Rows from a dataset
__________
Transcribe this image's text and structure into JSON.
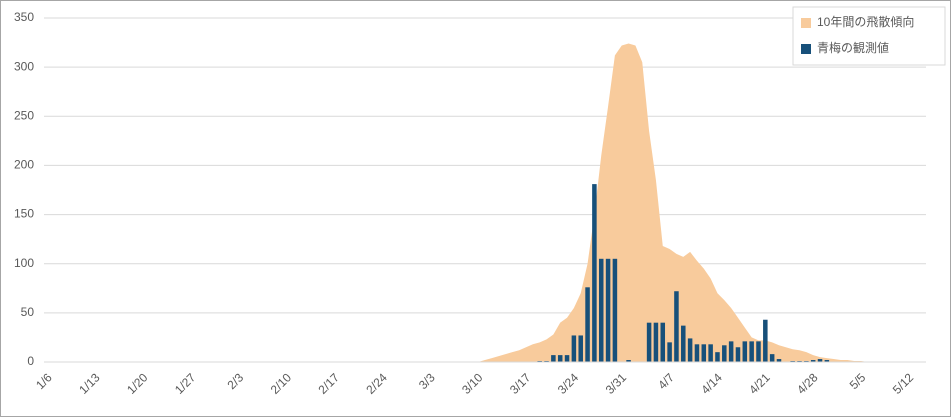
{
  "chart_data": {
    "type": "bar-area",
    "categories": [
      "1/6",
      null,
      null,
      null,
      null,
      null,
      null,
      "1/13",
      null,
      null,
      null,
      null,
      null,
      null,
      "1/20",
      null,
      null,
      null,
      null,
      null,
      null,
      "1/27",
      null,
      null,
      null,
      null,
      null,
      null,
      "2/3",
      null,
      null,
      null,
      null,
      null,
      null,
      "2/10",
      null,
      null,
      null,
      null,
      null,
      null,
      "2/17",
      null,
      null,
      null,
      null,
      null,
      null,
      "2/24",
      null,
      null,
      null,
      null,
      null,
      null,
      "3/3",
      null,
      null,
      null,
      null,
      null,
      null,
      "3/10",
      null,
      null,
      null,
      null,
      null,
      null,
      "3/17",
      null,
      null,
      null,
      null,
      null,
      null,
      "3/24",
      null,
      null,
      null,
      null,
      null,
      null,
      "3/31",
      null,
      null,
      null,
      null,
      null,
      null,
      "4/7",
      null,
      null,
      null,
      null,
      null,
      null,
      "4/14",
      null,
      null,
      null,
      null,
      null,
      null,
      "4/21",
      null,
      null,
      null,
      null,
      null,
      null,
      "4/28",
      null,
      null,
      null,
      null,
      null,
      null,
      "5/5",
      null,
      null,
      null,
      null,
      null,
      null,
      "5/12",
      null,
      null
    ],
    "series": [
      {
        "name": "10年間の飛散傾向",
        "kind": "area",
        "color": "#f8cb9c",
        "values": [
          0,
          0,
          0,
          0,
          0,
          0,
          0,
          0,
          0,
          0,
          0,
          0,
          0,
          0,
          0,
          0,
          0,
          0,
          0,
          0,
          0,
          0,
          0,
          0,
          0,
          0,
          0,
          0,
          0,
          0,
          0,
          0,
          0,
          0,
          0,
          0,
          0,
          0,
          0,
          0,
          0,
          0,
          0,
          0,
          0,
          0,
          0,
          0,
          0,
          0,
          0,
          0,
          0,
          0,
          0,
          0,
          0,
          0,
          0,
          0,
          0,
          0,
          0,
          0,
          2,
          4,
          6,
          8,
          10,
          12,
          15,
          18,
          20,
          23,
          28,
          40,
          45,
          55,
          70,
          100,
          150,
          210,
          260,
          312,
          322,
          324,
          322,
          305,
          235,
          185,
          118,
          115,
          110,
          107,
          112,
          103,
          95,
          85,
          70,
          63,
          55,
          45,
          35,
          25,
          22,
          22,
          20,
          17,
          15,
          13,
          12,
          10,
          7,
          5,
          4,
          3,
          2,
          2,
          1,
          1,
          0,
          0,
          0,
          0,
          0,
          0,
          0,
          0,
          0
        ]
      },
      {
        "name": "青梅の観測値",
        "kind": "bar",
        "color": "#17507a",
        "values": [
          null,
          null,
          null,
          null,
          null,
          null,
          null,
          null,
          null,
          null,
          null,
          null,
          null,
          null,
          null,
          null,
          null,
          null,
          null,
          null,
          null,
          null,
          null,
          null,
          null,
          null,
          null,
          null,
          null,
          null,
          null,
          null,
          null,
          null,
          null,
          null,
          null,
          null,
          null,
          null,
          null,
          null,
          null,
          null,
          null,
          null,
          null,
          null,
          null,
          null,
          null,
          null,
          null,
          null,
          null,
          null,
          null,
          null,
          null,
          null,
          null,
          null,
          null,
          null,
          null,
          null,
          null,
          null,
          null,
          null,
          null,
          null,
          1,
          1,
          7,
          7,
          7,
          27,
          27,
          76,
          181,
          105,
          105,
          105,
          null,
          2,
          null,
          null,
          40,
          40,
          40,
          20,
          72,
          37,
          24,
          18,
          18,
          18,
          10,
          17,
          21,
          15,
          21,
          21,
          21,
          43,
          8,
          3,
          null,
          1,
          1,
          1,
          2,
          3,
          2,
          null,
          null,
          null,
          null,
          null,
          null,
          null,
          null,
          null,
          null,
          null,
          null,
          null,
          null
        ]
      }
    ],
    "ylim": [
      0,
      350
    ],
    "yticks": [
      0,
      50,
      100,
      150,
      200,
      250,
      300,
      350
    ],
    "grid": true,
    "legend": "top-right"
  }
}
__________
▸ Instruction: Reproduce each line exactly, please, except for any pictures.

▸ Response to the task:
Transcribe this image's text and structure into JSON.
{
  "chart_data": {
    "type": "bar-area",
    "categories": [
      "1/6",
      null,
      null,
      null,
      null,
      null,
      null,
      "1/13",
      null,
      null,
      null,
      null,
      null,
      null,
      "1/20",
      null,
      null,
      null,
      null,
      null,
      null,
      "1/27",
      null,
      null,
      null,
      null,
      null,
      null,
      "2/3",
      null,
      null,
      null,
      null,
      null,
      null,
      "2/10",
      null,
      null,
      null,
      null,
      null,
      null,
      "2/17",
      null,
      null,
      null,
      null,
      null,
      null,
      "2/24",
      null,
      null,
      null,
      null,
      null,
      null,
      "3/3",
      null,
      null,
      null,
      null,
      null,
      null,
      "3/10",
      null,
      null,
      null,
      null,
      null,
      null,
      "3/17",
      null,
      null,
      null,
      null,
      null,
      null,
      "3/24",
      null,
      null,
      null,
      null,
      null,
      null,
      "3/31",
      null,
      null,
      null,
      null,
      null,
      null,
      "4/7",
      null,
      null,
      null,
      null,
      null,
      null,
      "4/14",
      null,
      null,
      null,
      null,
      null,
      null,
      "4/21",
      null,
      null,
      null,
      null,
      null,
      null,
      "4/28",
      null,
      null,
      null,
      null,
      null,
      null,
      "5/5",
      null,
      null,
      null,
      null,
      null,
      null,
      "5/12",
      null,
      null
    ],
    "series": [
      {
        "name": "10年間の飛散傾向",
        "kind": "area",
        "color": "#f8cb9c",
        "values": [
          0,
          0,
          0,
          0,
          0,
          0,
          0,
          0,
          0,
          0,
          0,
          0,
          0,
          0,
          0,
          0,
          0,
          0,
          0,
          0,
          0,
          0,
          0,
          0,
          0,
          0,
          0,
          0,
          0,
          0,
          0,
          0,
          0,
          0,
          0,
          0,
          0,
          0,
          0,
          0,
          0,
          0,
          0,
          0,
          0,
          0,
          0,
          0,
          0,
          0,
          0,
          0,
          0,
          0,
          0,
          0,
          0,
          0,
          0,
          0,
          0,
          0,
          0,
          0,
          2,
          4,
          6,
          8,
          10,
          12,
          15,
          18,
          20,
          23,
          28,
          40,
          45,
          55,
          70,
          100,
          150,
          210,
          260,
          312,
          322,
          324,
          322,
          305,
          235,
          185,
          118,
          115,
          110,
          107,
          112,
          103,
          95,
          85,
          70,
          63,
          55,
          45,
          35,
          25,
          22,
          22,
          20,
          17,
          15,
          13,
          12,
          10,
          7,
          5,
          4,
          3,
          2,
          2,
          1,
          1,
          0,
          0,
          0,
          0,
          0,
          0,
          0,
          0,
          0
        ]
      },
      {
        "name": "青梅の観測値",
        "kind": "bar",
        "color": "#17507a",
        "values": [
          null,
          null,
          null,
          null,
          null,
          null,
          null,
          null,
          null,
          null,
          null,
          null,
          null,
          null,
          null,
          null,
          null,
          null,
          null,
          null,
          null,
          null,
          null,
          null,
          null,
          null,
          null,
          null,
          null,
          null,
          null,
          null,
          null,
          null,
          null,
          null,
          null,
          null,
          null,
          null,
          null,
          null,
          null,
          null,
          null,
          null,
          null,
          null,
          null,
          null,
          null,
          null,
          null,
          null,
          null,
          null,
          null,
          null,
          null,
          null,
          null,
          null,
          null,
          null,
          null,
          null,
          null,
          null,
          null,
          null,
          null,
          null,
          1,
          1,
          7,
          7,
          7,
          27,
          27,
          76,
          181,
          105,
          105,
          105,
          null,
          2,
          null,
          null,
          40,
          40,
          40,
          20,
          72,
          37,
          24,
          18,
          18,
          18,
          10,
          17,
          21,
          15,
          21,
          21,
          21,
          43,
          8,
          3,
          null,
          1,
          1,
          1,
          2,
          3,
          2,
          null,
          null,
          null,
          null,
          null,
          null,
          null,
          null,
          null,
          null,
          null,
          null,
          null,
          null
        ]
      }
    ],
    "ylim": [
      0,
      350
    ],
    "yticks": [
      0,
      50,
      100,
      150,
      200,
      250,
      300,
      350
    ],
    "grid": true,
    "legend": "top-right"
  }
}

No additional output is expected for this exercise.